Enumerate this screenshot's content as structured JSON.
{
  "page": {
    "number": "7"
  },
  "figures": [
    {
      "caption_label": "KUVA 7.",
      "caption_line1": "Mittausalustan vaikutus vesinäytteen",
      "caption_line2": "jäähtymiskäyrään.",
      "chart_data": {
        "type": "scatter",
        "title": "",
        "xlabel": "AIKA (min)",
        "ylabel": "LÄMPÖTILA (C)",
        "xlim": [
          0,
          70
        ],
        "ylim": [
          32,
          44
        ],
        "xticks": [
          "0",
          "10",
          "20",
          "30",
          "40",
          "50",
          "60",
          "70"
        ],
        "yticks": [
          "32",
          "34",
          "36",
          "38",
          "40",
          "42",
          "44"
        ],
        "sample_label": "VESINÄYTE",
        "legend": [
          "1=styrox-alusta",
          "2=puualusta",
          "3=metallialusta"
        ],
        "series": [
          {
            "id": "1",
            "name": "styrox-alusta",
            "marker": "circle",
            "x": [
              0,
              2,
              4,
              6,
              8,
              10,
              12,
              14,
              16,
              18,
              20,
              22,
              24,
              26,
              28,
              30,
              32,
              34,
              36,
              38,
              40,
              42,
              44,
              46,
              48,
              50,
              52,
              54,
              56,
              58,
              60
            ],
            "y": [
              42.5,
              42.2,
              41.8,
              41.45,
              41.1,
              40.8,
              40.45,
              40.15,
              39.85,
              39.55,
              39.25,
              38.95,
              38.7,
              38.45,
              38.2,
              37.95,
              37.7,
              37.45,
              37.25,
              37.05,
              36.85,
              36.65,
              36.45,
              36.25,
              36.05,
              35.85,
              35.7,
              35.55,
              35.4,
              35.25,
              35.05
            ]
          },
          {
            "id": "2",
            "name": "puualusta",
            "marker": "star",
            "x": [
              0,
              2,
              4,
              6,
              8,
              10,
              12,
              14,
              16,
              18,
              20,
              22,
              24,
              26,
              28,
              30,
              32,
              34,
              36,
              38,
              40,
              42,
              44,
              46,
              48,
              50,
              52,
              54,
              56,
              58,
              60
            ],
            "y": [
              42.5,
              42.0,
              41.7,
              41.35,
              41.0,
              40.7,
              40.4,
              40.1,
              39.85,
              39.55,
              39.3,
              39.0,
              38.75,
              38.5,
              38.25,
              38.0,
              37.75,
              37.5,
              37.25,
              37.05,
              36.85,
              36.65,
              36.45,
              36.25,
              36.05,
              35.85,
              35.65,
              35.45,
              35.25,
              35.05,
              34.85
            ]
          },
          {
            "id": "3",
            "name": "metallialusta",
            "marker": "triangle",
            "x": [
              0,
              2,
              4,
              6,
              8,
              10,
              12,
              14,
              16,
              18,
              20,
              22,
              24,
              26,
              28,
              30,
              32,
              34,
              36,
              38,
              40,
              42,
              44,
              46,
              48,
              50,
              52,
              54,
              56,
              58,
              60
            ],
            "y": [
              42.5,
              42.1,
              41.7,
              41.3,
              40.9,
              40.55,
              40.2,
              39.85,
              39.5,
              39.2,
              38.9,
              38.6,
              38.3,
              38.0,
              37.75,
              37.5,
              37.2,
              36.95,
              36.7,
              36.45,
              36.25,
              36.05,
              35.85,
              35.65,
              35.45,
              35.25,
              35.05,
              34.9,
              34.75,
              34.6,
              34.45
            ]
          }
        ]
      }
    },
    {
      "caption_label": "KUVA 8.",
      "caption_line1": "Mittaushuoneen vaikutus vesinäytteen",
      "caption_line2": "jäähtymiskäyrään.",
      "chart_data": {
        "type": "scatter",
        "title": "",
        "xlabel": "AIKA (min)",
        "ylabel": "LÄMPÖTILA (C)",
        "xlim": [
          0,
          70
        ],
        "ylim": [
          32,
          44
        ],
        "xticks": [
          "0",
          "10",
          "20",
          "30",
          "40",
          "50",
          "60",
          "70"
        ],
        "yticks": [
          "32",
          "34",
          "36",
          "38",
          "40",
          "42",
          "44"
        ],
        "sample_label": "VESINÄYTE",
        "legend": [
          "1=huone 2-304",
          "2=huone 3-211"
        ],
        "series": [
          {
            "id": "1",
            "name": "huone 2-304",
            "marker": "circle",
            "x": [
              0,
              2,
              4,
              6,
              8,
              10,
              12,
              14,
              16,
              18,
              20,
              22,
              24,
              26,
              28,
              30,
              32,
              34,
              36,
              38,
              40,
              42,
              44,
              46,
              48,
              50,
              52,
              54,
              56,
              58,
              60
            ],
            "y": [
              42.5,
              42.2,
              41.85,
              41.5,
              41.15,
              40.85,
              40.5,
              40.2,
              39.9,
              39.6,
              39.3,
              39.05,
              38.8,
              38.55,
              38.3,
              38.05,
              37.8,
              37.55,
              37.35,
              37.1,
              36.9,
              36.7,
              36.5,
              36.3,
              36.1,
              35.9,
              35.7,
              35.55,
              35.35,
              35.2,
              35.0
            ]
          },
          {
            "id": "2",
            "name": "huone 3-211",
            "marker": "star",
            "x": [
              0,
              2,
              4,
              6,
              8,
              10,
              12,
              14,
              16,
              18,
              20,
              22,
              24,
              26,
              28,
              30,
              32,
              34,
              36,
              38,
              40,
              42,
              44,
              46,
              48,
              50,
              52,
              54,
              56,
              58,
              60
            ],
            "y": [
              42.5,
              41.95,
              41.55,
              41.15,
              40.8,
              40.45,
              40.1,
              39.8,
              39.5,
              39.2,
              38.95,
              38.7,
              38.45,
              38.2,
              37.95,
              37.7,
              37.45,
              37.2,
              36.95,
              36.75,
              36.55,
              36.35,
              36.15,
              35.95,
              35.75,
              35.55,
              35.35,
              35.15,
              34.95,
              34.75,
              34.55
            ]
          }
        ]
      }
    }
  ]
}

§ Given task
Print the whole listing again, exactly.

§ Expected output
Enumerate this screenshot's content as structured JSON.
{
  "page": {
    "number": "7"
  },
  "figures": [
    {
      "caption_label": "KUVA 7.",
      "caption_line1": "Mittausalustan vaikutus vesinäytteen",
      "caption_line2": "jäähtymiskäyrään.",
      "chart_data": {
        "type": "scatter",
        "title": "",
        "xlabel": "AIKA (min)",
        "ylabel": "LÄMPÖTILA (C)",
        "xlim": [
          0,
          70
        ],
        "ylim": [
          32,
          44
        ],
        "xticks": [
          "0",
          "10",
          "20",
          "30",
          "40",
          "50",
          "60",
          "70"
        ],
        "yticks": [
          "32",
          "34",
          "36",
          "38",
          "40",
          "42",
          "44"
        ],
        "sample_label": "VESINÄYTE",
        "legend": [
          "1=styrox-alusta",
          "2=puualusta",
          "3=metallialusta"
        ],
        "series": [
          {
            "id": "1",
            "name": "styrox-alusta",
            "marker": "circle",
            "x": [
              0,
              2,
              4,
              6,
              8,
              10,
              12,
              14,
              16,
              18,
              20,
              22,
              24,
              26,
              28,
              30,
              32,
              34,
              36,
              38,
              40,
              42,
              44,
              46,
              48,
              50,
              52,
              54,
              56,
              58,
              60
            ],
            "y": [
              42.5,
              42.2,
              41.8,
              41.45,
              41.1,
              40.8,
              40.45,
              40.15,
              39.85,
              39.55,
              39.25,
              38.95,
              38.7,
              38.45,
              38.2,
              37.95,
              37.7,
              37.45,
              37.25,
              37.05,
              36.85,
              36.65,
              36.45,
              36.25,
              36.05,
              35.85,
              35.7,
              35.55,
              35.4,
              35.25,
              35.05
            ]
          },
          {
            "id": "2",
            "name": "puualusta",
            "marker": "star",
            "x": [
              0,
              2,
              4,
              6,
              8,
              10,
              12,
              14,
              16,
              18,
              20,
              22,
              24,
              26,
              28,
              30,
              32,
              34,
              36,
              38,
              40,
              42,
              44,
              46,
              48,
              50,
              52,
              54,
              56,
              58,
              60
            ],
            "y": [
              42.5,
              42.0,
              41.7,
              41.35,
              41.0,
              40.7,
              40.4,
              40.1,
              39.85,
              39.55,
              39.3,
              39.0,
              38.75,
              38.5,
              38.25,
              38.0,
              37.75,
              37.5,
              37.25,
              37.05,
              36.85,
              36.65,
              36.45,
              36.25,
              36.05,
              35.85,
              35.65,
              35.45,
              35.25,
              35.05,
              34.85
            ]
          },
          {
            "id": "3",
            "name": "metallialusta",
            "marker": "triangle",
            "x": [
              0,
              2,
              4,
              6,
              8,
              10,
              12,
              14,
              16,
              18,
              20,
              22,
              24,
              26,
              28,
              30,
              32,
              34,
              36,
              38,
              40,
              42,
              44,
              46,
              48,
              50,
              52,
              54,
              56,
              58,
              60
            ],
            "y": [
              42.5,
              42.1,
              41.7,
              41.3,
              40.9,
              40.55,
              40.2,
              39.85,
              39.5,
              39.2,
              38.9,
              38.6,
              38.3,
              38.0,
              37.75,
              37.5,
              37.2,
              36.95,
              36.7,
              36.45,
              36.25,
              36.05,
              35.85,
              35.65,
              35.45,
              35.25,
              35.05,
              34.9,
              34.75,
              34.6,
              34.45
            ]
          }
        ]
      }
    },
    {
      "caption_label": "KUVA 8.",
      "caption_line1": "Mittaushuoneen vaikutus vesinäytteen",
      "caption_line2": "jäähtymiskäyrään.",
      "chart_data": {
        "type": "scatter",
        "title": "",
        "xlabel": "AIKA (min)",
        "ylabel": "LÄMPÖTILA (C)",
        "xlim": [
          0,
          70
        ],
        "ylim": [
          32,
          44
        ],
        "xticks": [
          "0",
          "10",
          "20",
          "30",
          "40",
          "50",
          "60",
          "70"
        ],
        "yticks": [
          "32",
          "34",
          "36",
          "38",
          "40",
          "42",
          "44"
        ],
        "sample_label": "VESINÄYTE",
        "legend": [
          "1=huone 2-304",
          "2=huone 3-211"
        ],
        "series": [
          {
            "id": "1",
            "name": "huone 2-304",
            "marker": "circle",
            "x": [
              0,
              2,
              4,
              6,
              8,
              10,
              12,
              14,
              16,
              18,
              20,
              22,
              24,
              26,
              28,
              30,
              32,
              34,
              36,
              38,
              40,
              42,
              44,
              46,
              48,
              50,
              52,
              54,
              56,
              58,
              60
            ],
            "y": [
              42.5,
              42.2,
              41.85,
              41.5,
              41.15,
              40.85,
              40.5,
              40.2,
              39.9,
              39.6,
              39.3,
              39.05,
              38.8,
              38.55,
              38.3,
              38.05,
              37.8,
              37.55,
              37.35,
              37.1,
              36.9,
              36.7,
              36.5,
              36.3,
              36.1,
              35.9,
              35.7,
              35.55,
              35.35,
              35.2,
              35.0
            ]
          },
          {
            "id": "2",
            "name": "huone 3-211",
            "marker": "star",
            "x": [
              0,
              2,
              4,
              6,
              8,
              10,
              12,
              14,
              16,
              18,
              20,
              22,
              24,
              26,
              28,
              30,
              32,
              34,
              36,
              38,
              40,
              42,
              44,
              46,
              48,
              50,
              52,
              54,
              56,
              58,
              60
            ],
            "y": [
              42.5,
              41.95,
              41.55,
              41.15,
              40.8,
              40.45,
              40.1,
              39.8,
              39.5,
              39.2,
              38.95,
              38.7,
              38.45,
              38.2,
              37.95,
              37.7,
              37.45,
              37.2,
              36.95,
              36.75,
              36.55,
              36.35,
              36.15,
              35.95,
              35.75,
              35.55,
              35.35,
              35.15,
              34.95,
              34.75,
              34.55
            ]
          }
        ]
      }
    }
  ]
}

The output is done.